** INFORMATION SHOWN **
-- begin --

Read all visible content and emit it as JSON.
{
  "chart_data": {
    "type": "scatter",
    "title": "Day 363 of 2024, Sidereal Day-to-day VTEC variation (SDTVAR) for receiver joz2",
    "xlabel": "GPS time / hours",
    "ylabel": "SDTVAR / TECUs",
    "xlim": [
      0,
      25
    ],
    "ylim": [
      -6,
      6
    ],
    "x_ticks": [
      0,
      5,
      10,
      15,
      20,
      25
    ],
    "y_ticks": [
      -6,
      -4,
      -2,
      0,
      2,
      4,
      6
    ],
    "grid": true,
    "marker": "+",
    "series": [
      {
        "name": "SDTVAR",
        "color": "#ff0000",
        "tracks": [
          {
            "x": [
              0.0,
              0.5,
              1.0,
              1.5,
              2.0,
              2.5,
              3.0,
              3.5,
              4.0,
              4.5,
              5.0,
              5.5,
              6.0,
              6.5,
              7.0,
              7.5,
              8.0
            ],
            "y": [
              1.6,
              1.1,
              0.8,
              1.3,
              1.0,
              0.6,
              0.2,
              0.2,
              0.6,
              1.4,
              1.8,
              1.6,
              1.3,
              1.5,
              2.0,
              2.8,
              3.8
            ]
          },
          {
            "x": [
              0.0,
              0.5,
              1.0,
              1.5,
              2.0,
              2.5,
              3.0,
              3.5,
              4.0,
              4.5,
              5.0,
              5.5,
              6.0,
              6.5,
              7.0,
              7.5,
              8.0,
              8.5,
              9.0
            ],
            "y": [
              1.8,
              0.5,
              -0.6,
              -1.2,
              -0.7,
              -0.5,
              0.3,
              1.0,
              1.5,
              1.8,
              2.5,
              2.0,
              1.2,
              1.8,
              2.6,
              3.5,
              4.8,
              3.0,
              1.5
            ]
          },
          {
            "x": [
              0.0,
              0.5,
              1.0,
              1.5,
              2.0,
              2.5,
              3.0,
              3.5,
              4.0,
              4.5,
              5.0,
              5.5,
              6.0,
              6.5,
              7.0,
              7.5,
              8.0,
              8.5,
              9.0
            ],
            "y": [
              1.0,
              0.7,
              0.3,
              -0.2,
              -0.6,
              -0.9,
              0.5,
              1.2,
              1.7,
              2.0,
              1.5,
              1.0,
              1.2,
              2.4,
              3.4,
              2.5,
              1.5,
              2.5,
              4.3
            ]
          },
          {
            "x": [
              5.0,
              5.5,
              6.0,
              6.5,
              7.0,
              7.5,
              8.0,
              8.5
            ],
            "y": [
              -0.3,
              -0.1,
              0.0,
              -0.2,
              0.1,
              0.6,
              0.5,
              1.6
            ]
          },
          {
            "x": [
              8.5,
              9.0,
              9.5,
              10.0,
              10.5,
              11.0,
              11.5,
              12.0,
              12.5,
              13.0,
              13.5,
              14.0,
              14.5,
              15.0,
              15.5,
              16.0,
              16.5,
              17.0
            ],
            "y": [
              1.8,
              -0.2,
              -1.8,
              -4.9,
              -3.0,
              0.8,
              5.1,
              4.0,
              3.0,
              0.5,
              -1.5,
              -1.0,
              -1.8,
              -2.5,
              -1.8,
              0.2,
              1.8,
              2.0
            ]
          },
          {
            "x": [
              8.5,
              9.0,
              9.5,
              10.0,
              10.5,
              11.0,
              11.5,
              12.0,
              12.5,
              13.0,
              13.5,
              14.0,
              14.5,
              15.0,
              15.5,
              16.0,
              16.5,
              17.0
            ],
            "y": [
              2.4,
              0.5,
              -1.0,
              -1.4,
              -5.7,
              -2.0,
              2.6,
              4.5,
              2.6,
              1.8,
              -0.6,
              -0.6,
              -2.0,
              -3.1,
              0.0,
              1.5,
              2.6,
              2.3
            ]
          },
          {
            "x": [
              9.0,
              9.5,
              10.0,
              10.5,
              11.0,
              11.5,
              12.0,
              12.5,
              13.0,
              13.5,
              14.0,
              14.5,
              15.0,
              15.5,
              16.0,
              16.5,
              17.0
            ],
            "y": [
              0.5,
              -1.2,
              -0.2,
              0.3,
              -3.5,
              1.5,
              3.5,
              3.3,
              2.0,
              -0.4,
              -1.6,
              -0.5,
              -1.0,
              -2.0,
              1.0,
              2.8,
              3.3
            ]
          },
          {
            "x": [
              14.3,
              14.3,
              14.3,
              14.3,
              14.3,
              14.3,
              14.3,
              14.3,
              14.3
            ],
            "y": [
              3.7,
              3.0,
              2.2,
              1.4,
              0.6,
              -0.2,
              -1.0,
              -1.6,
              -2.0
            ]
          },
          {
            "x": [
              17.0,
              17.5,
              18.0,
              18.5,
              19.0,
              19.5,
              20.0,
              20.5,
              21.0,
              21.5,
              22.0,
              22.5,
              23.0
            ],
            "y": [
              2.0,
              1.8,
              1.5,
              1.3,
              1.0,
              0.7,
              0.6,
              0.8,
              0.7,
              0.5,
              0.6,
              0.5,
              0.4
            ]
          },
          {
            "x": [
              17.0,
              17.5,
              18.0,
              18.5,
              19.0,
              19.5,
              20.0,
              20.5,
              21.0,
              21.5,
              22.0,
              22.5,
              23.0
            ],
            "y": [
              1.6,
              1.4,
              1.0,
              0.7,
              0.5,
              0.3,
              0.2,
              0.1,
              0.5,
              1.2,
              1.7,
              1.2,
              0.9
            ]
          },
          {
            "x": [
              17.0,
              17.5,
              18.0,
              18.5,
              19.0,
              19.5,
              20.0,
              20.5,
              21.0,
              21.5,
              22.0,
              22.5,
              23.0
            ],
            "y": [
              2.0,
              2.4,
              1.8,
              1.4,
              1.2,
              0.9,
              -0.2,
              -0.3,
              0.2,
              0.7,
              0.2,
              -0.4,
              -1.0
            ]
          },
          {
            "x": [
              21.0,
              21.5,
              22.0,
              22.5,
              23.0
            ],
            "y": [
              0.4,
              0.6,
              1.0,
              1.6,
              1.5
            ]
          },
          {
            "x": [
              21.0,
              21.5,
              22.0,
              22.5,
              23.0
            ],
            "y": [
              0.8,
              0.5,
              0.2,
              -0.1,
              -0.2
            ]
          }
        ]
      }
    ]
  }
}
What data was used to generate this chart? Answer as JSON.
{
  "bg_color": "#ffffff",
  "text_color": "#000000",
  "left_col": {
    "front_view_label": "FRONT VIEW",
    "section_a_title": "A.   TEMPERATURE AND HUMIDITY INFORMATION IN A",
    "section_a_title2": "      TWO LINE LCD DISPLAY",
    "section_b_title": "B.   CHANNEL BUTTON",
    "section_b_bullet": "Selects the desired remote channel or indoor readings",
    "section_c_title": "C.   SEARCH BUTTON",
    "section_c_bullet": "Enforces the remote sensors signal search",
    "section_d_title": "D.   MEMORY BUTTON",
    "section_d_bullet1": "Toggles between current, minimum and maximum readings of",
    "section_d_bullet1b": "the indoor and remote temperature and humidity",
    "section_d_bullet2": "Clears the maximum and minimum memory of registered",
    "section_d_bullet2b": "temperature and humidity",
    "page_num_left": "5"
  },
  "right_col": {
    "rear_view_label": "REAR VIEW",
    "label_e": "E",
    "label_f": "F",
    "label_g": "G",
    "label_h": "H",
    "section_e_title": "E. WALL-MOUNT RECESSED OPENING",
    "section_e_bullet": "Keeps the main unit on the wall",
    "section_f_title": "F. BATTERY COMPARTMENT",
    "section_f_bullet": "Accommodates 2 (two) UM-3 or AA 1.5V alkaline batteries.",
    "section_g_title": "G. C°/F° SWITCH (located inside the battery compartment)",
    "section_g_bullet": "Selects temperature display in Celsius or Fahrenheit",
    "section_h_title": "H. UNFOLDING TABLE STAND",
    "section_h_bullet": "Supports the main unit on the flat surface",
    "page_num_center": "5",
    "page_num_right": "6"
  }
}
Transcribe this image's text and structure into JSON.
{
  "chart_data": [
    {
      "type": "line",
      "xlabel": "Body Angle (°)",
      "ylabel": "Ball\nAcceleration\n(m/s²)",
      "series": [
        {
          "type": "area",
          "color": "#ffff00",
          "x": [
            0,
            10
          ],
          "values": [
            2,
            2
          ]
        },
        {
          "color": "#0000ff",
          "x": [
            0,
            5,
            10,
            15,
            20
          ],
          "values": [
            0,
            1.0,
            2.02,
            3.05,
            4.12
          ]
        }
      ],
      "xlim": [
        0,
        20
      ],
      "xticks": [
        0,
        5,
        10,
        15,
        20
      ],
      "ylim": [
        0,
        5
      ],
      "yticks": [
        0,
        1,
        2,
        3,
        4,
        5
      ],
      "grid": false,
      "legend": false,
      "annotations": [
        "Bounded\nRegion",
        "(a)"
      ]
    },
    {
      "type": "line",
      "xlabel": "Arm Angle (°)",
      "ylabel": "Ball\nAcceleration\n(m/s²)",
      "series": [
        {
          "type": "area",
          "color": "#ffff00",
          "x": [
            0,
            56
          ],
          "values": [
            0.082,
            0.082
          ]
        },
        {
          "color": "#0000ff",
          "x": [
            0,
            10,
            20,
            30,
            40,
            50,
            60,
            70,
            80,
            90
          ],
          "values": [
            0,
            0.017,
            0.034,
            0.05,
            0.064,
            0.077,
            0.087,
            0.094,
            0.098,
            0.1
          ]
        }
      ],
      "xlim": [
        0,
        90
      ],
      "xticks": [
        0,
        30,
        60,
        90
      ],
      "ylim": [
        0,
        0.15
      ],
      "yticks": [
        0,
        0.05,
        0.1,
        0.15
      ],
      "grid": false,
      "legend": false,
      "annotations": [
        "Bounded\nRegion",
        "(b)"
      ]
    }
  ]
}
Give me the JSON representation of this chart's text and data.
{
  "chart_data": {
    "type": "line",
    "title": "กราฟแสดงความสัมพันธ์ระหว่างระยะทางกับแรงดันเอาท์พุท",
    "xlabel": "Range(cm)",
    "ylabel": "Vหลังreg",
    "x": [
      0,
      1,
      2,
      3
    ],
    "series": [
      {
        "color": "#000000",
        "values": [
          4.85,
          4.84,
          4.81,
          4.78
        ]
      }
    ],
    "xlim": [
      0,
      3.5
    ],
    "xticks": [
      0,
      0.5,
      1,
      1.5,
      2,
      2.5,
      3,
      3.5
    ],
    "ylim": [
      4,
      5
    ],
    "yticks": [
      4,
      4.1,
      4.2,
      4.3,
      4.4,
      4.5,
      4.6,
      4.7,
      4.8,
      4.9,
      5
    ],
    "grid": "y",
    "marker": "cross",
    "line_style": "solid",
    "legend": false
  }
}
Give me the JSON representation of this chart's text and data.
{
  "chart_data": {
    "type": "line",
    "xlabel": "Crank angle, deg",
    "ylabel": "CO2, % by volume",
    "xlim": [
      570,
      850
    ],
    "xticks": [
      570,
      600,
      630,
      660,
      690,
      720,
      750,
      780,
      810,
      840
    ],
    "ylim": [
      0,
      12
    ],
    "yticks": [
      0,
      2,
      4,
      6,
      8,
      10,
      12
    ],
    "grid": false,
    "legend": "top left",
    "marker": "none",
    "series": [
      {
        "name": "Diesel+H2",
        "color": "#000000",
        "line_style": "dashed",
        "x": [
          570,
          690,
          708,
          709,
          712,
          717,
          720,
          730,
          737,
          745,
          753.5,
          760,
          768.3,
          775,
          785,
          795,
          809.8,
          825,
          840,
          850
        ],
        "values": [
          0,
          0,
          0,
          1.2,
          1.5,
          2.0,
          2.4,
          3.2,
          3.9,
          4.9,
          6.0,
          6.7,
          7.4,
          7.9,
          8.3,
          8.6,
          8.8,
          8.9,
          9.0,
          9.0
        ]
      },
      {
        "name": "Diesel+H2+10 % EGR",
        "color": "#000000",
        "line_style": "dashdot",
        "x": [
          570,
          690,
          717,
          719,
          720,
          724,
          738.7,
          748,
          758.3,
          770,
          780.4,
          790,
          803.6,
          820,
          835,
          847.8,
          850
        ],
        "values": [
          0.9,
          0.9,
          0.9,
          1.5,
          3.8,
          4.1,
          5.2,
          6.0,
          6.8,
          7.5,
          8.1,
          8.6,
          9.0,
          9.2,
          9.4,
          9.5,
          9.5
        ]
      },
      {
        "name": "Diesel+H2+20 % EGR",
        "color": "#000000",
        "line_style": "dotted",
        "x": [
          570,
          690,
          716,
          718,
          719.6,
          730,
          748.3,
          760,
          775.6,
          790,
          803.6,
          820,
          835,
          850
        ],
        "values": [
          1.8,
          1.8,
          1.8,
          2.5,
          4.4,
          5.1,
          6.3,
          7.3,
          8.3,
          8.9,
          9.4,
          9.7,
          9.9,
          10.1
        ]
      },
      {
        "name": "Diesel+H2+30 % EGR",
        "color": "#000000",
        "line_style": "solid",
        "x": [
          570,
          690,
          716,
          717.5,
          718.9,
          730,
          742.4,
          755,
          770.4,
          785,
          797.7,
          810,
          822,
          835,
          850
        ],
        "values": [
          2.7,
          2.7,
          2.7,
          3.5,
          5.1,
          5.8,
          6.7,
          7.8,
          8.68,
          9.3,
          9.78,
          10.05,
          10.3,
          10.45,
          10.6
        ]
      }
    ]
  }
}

-- end --

** WORK INSTRUCTIONS **
From the entries above, list each line with "main" in it.

** COMPLETE RESPONSE **
    "section_e_bullet": "Keeps the main unit on the wall",
    "section_h_bullet": "Supports the main unit on the flat surface",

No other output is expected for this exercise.